<<<<

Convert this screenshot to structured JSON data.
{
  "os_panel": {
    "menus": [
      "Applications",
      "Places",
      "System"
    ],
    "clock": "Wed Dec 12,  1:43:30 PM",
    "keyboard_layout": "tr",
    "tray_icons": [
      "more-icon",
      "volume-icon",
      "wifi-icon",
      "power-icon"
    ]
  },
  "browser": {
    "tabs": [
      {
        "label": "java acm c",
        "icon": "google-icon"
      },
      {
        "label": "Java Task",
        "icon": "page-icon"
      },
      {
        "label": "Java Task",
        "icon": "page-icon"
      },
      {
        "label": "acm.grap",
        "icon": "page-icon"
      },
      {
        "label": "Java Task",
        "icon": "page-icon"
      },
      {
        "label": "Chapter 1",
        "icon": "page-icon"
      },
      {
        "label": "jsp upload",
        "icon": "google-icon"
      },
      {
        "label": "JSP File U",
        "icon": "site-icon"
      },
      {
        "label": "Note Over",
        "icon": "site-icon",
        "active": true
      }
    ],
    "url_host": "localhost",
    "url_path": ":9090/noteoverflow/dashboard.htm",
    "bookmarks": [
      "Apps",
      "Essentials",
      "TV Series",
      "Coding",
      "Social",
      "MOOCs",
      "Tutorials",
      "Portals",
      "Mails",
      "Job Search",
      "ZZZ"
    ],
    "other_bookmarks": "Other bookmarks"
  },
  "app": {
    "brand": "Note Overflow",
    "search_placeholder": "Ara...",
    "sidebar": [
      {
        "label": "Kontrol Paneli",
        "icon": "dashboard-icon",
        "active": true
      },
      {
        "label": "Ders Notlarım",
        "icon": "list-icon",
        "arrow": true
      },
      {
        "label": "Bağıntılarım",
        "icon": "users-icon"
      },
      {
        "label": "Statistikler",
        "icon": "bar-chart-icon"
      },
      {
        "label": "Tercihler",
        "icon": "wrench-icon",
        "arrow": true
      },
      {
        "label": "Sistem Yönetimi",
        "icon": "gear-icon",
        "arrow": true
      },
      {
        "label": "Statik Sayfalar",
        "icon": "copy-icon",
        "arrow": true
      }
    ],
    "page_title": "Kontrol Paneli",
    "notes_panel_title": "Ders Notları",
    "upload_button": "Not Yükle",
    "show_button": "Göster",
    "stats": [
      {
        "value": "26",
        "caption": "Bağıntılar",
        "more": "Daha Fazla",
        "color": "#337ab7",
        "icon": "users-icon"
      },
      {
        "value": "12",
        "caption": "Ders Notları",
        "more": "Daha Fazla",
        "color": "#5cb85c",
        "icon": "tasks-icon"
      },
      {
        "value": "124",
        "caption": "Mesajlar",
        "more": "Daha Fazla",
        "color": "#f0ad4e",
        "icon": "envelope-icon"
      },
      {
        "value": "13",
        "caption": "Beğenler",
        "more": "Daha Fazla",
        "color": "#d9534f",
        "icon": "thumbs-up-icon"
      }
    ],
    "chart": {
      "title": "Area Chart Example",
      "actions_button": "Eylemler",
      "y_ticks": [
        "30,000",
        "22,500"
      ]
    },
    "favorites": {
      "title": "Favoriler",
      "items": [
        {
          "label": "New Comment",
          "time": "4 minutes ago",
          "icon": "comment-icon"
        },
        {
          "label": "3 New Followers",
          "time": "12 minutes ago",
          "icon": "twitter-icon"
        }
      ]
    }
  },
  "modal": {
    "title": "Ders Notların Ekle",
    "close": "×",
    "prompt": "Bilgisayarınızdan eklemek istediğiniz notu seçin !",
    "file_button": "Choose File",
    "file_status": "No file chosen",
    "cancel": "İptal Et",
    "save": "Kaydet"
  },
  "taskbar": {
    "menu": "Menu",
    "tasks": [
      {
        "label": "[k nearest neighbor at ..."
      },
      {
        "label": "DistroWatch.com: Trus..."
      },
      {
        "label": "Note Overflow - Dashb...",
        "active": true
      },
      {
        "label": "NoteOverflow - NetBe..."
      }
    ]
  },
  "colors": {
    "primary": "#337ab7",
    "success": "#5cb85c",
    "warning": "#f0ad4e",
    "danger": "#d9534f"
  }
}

>>>>

• **PROBLEM**:
Check each line of the data above for the word "dashboard" and say how many lines contain it, giving nothing besides the number.

• **ANSWER TO THIS EXERCISE**:
2